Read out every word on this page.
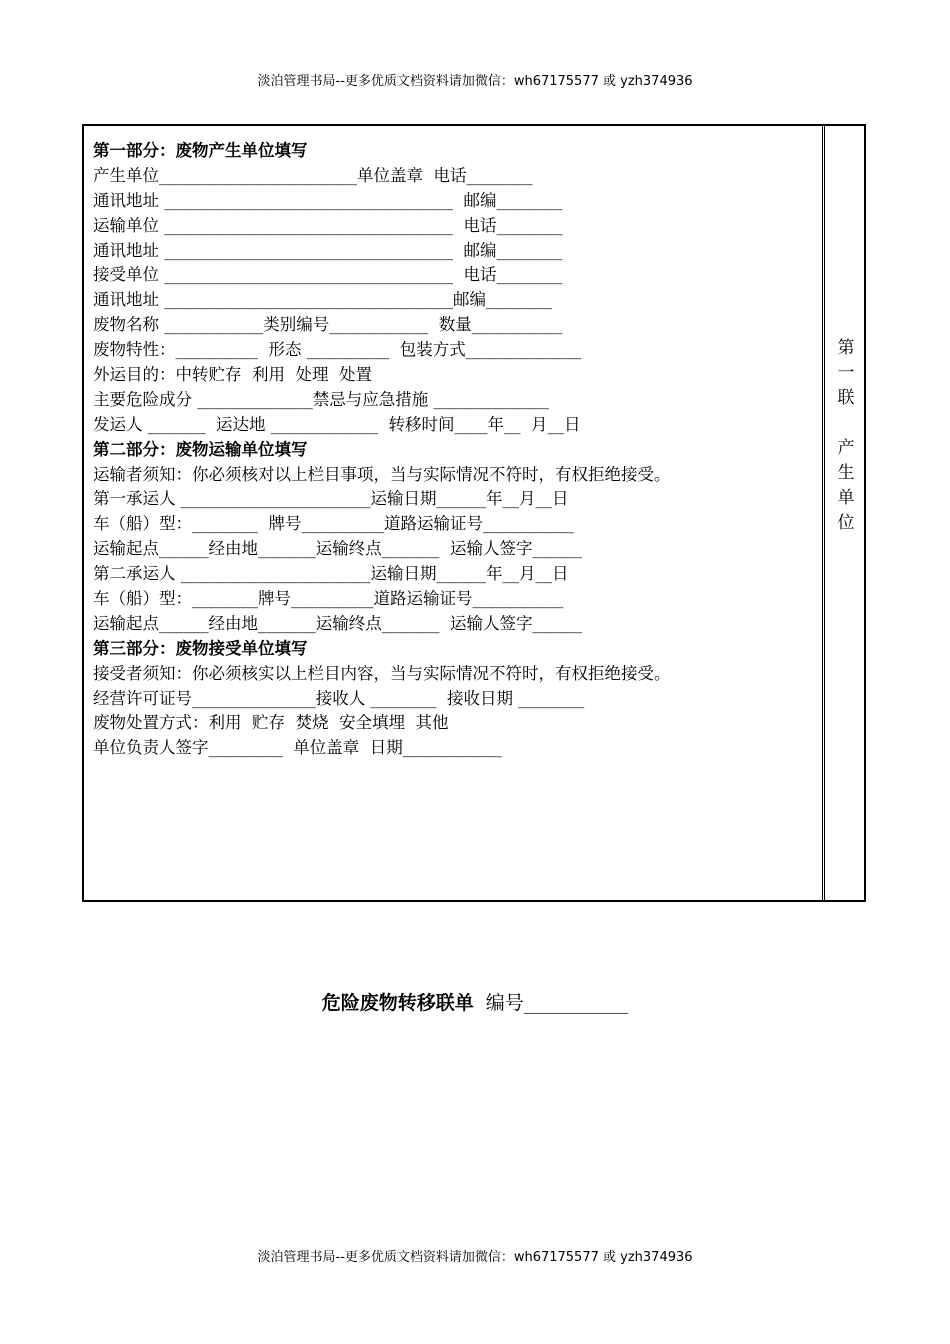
淡泊管理书局--更多优质文档资料请加微信：wh67175577 或 yzh374936
第一部分：废物产生单位填写
产生单位________________________单位盖章  电话________
通讯地址 ___________________________________  邮编________
运输单位 ___________________________________  电话________
通讯地址 ___________________________________  邮编________
接受单位 ___________________________________  电话________
通讯地址 ___________________________________邮编________
废物名称 ____________类别编号____________  数量___________
废物特性：__________  形态 __________  包装方式______________
外运目的：中转贮存  利用  处理  处置
主要危险成分 ______________禁忌与应急措施 ______________
发运人 _______  运达地 _____________  转移时间____年__  月__日
第二部分：废物运输单位填写
运输者须知：你必须核对以上栏目事项，当与实际情况不符时，有权拒绝接受。
第一承运人 _______________________运输日期______年__月__日
车（船）型：________  牌号__________道路运输证号___________
运输起点______经由地_______运输终点_______  运输人签字______
第二承运人 _______________________运输日期______年__月__日
车（船）型：________牌号__________道路运输证号___________
运输起点______经由地_______运输终点_______  运输人签字______
第三部分：废物接受单位填写
接受者须知：你必须核实以上栏目内容，当与实际情况不符时，有权拒绝接受。
经营许可证号_______________接收人 ________  接收日期 ________
废物处置方式：利用  贮存  焚烧  安全填埋  其他
单位负责人签字_________  单位盖章  日期____________
第
一
联
产
生
单
位
危险废物转移联单 编号___________
淡泊管理书局--更多优质文档资料请加微信：wh67175577 或 yzh374936
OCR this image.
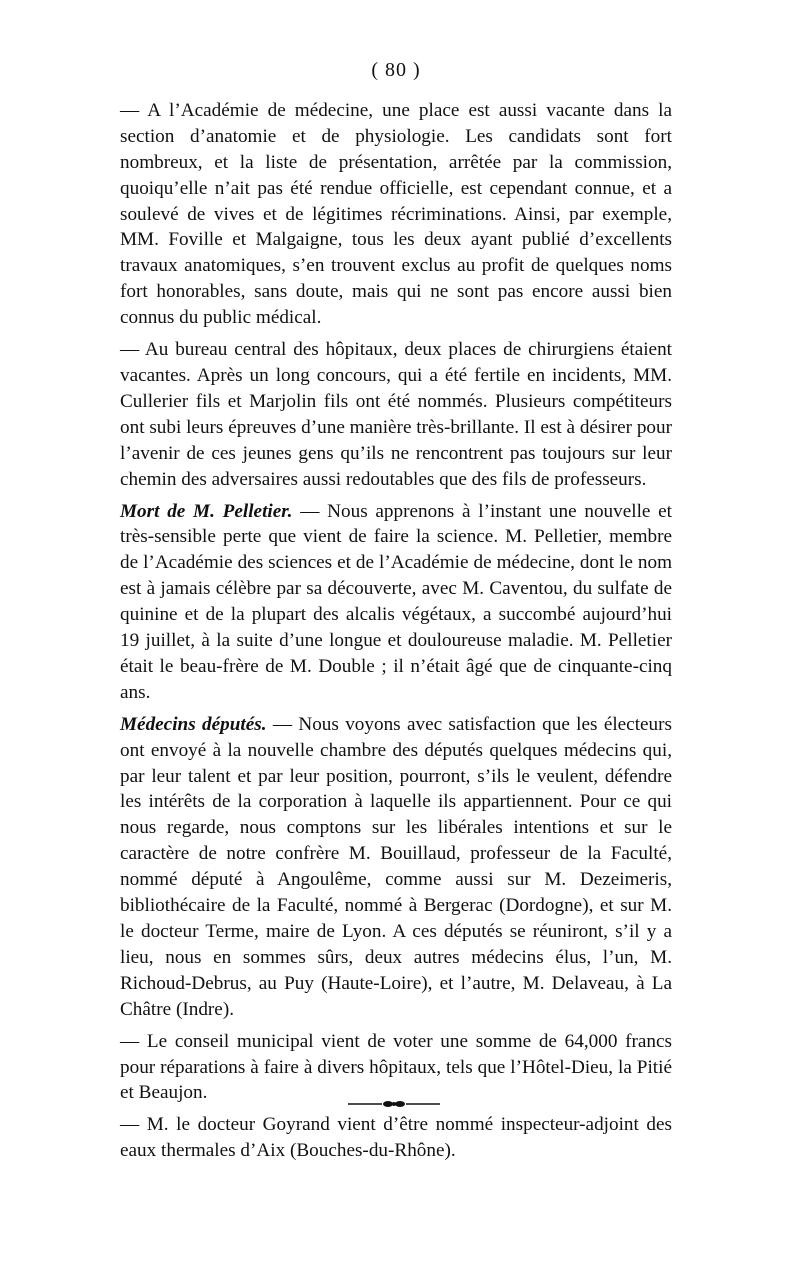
( 80 )

— A l’Académie de médecine, une place est aussi vacante dans la section d’anatomie et de physiologie. Les candidats sont fort nombreux, et la liste de présentation, arrêtée par la commission, quoiqu’elle n’ait pas été rendue officielle, est cependant connue, et a soulevé de vives et de légitimes récriminations. Ainsi, par exemple, MM. Foville et Malgaigne, tous les deux ayant publié d’excellents travaux anatomiques, s’en trouvent exclus au profit de quelques noms fort honorables, sans doute, mais qui ne sont pas encore aussi bien connus du public médical.

— Au bureau central des hôpitaux, deux places de chirurgiens étaient vacantes. Après un long concours, qui a été fertile en incidents, MM. Cullerier fils et Marjolin fils ont été nommés. Plusieurs compétiteurs ont subi leurs épreuves d’une manière très-brillante. Il est à désirer pour l’avenir de ces jeunes gens qu’ils ne rencontrent pas toujours sur leur chemin des adversaires aussi redoutables que des fils de professeurs.

Mort de M. Pelletier. — Nous apprenons à l’instant une nouvelle et très-sensible perte que vient de faire la science. M. Pelletier, membre de l’Académie des sciences et de l’Académie de médecine, dont le nom est à jamais célèbre par sa découverte, avec M. Caventou, du sulfate de quinine et de la plupart des alcalis végétaux, a succombé aujourd’hui 19 juillet, à la suite d’une longue et douloureuse maladie. M. Pelletier était le beau-frère de M. Double ; il n’était âgé que de cinquante-cinq ans.

Médecins députés. — Nous voyons avec satisfaction que les électeurs ont envoyé à la nouvelle chambre des députés quelques médecins qui, par leur talent et par leur position, pourront, s’ils le veulent, défendre les intérêts de la corporation à laquelle ils appartiennent. Pour ce qui nous regarde, nous comptons sur les libérales intentions et sur le caractère de notre confrère M. Bouillaud, professeur de la Faculté, nommé député à Angoulême, comme aussi sur M. Dezeimeris, bibliothécaire de la Faculté, nommé à Bergerac (Dordogne), et sur M. le docteur Terme, maire de Lyon. A ces députés se réuniront, s’il y a lieu, nous en sommes sûrs, deux autres médecins élus, l’un, M. Richoud-Debrus, au Puy (Haute-Loire), et l’autre, M. Delaveau, à La Châtre (Indre).

— Le conseil municipal vient de voter une somme de 64,000 francs pour réparations à faire à divers hôpitaux, tels que l’Hôtel-Dieu, la Pitié et Beaujon.

— M. le docteur Goyrand vient d’être nommé inspecteur-adjoint des eaux thermales d’Aix (Bouches-du-Rhône).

> Given exercise
Your answer should be a single number: the count of lines in the entries that contain the word "有权拒绝接受".

> Solution below
2